Stated goal >> State the number of lines that contain "Инспекционный", with no other text.
[BEGIN Given data]
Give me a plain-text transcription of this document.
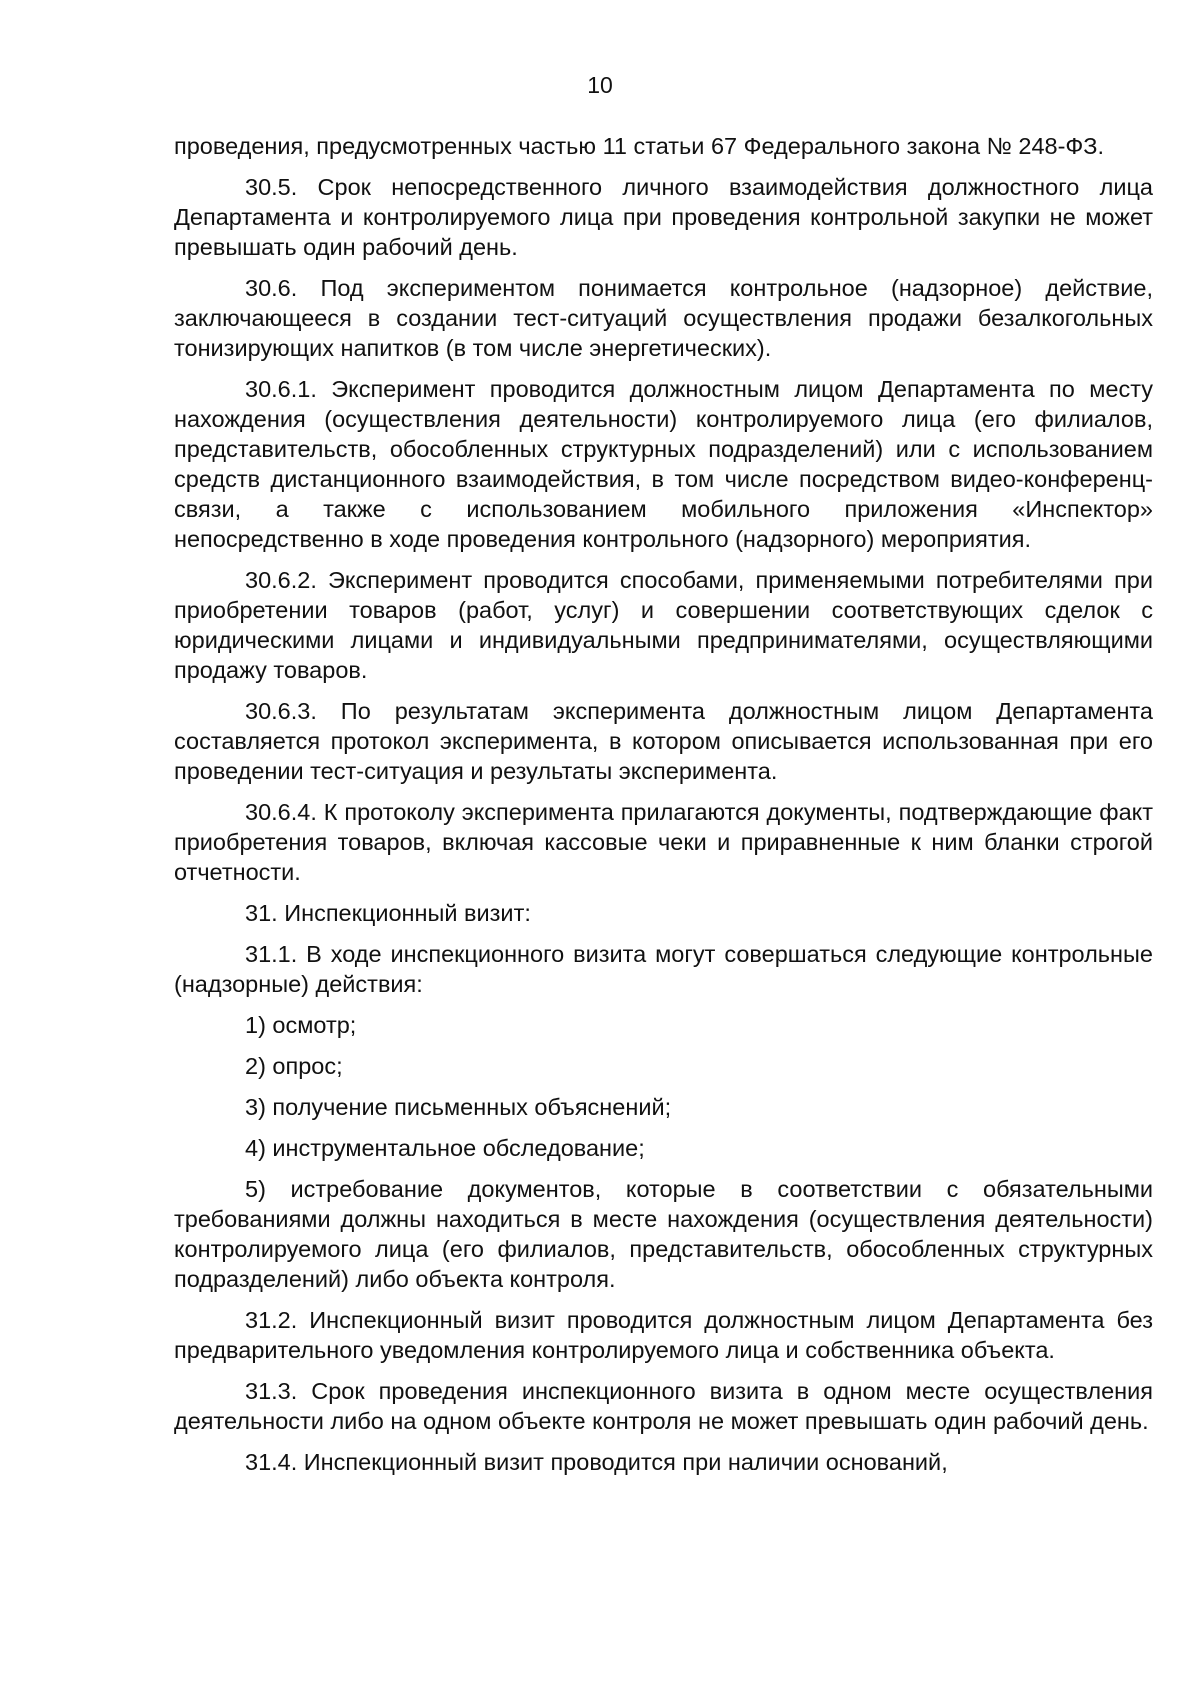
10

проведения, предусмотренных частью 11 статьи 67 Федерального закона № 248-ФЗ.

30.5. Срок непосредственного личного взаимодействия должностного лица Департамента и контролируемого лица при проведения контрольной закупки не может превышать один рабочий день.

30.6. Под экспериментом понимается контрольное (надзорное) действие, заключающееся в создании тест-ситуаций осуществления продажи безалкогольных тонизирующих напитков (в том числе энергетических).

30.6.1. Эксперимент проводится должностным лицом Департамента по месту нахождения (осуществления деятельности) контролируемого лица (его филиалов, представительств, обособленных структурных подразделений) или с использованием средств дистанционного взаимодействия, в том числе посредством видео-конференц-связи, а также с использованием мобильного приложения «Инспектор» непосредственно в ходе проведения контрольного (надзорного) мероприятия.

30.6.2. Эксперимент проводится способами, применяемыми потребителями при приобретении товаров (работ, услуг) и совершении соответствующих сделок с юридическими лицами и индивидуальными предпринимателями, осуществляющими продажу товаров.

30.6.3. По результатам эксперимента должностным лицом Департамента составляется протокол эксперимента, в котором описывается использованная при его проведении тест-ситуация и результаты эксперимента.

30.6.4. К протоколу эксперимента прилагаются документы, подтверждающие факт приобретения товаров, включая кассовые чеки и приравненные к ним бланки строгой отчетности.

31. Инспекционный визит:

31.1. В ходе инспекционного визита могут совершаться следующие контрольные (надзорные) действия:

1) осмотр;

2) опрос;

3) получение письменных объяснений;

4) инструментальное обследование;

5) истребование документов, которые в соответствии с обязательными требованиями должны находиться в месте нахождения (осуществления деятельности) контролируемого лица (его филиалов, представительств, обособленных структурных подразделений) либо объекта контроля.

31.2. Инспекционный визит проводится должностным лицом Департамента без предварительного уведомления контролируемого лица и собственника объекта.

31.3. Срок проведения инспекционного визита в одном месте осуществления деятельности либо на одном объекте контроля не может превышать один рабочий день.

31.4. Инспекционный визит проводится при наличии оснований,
[END Given data]
[BEGIN Given data]
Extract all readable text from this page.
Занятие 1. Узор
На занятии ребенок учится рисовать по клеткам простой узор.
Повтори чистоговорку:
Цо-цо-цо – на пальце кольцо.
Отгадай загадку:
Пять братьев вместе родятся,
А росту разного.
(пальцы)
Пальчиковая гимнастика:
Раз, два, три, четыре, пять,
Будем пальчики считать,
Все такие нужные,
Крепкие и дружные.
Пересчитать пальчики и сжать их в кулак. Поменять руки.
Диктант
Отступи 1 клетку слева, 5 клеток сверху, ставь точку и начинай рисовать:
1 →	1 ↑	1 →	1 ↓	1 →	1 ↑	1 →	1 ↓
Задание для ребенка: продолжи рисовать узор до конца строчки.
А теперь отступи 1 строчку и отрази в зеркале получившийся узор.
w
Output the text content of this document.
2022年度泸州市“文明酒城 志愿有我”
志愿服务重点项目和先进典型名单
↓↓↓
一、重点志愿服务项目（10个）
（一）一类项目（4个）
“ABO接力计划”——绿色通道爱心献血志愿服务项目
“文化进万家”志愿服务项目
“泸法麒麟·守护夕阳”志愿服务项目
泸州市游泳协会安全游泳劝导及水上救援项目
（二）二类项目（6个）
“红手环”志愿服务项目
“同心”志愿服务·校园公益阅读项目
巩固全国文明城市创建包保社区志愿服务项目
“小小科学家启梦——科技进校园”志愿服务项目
[END Given data]
[BEGIN Given data]
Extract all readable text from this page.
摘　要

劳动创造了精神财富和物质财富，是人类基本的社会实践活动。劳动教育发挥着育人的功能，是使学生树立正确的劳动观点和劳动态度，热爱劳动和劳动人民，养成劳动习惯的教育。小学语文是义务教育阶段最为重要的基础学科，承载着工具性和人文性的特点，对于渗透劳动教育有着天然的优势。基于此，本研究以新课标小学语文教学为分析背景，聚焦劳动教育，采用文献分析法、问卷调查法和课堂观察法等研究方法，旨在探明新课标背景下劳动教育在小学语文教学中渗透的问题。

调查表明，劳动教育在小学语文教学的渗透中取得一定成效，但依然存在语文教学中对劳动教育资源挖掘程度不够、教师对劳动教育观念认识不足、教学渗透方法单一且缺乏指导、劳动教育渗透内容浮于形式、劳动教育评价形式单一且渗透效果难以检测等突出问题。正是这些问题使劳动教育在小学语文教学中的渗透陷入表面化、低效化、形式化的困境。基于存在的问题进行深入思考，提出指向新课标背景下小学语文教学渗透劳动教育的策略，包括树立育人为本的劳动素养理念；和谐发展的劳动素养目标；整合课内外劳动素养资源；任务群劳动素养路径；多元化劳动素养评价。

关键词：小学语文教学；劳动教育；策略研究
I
[END Given data]
Written solution >> 3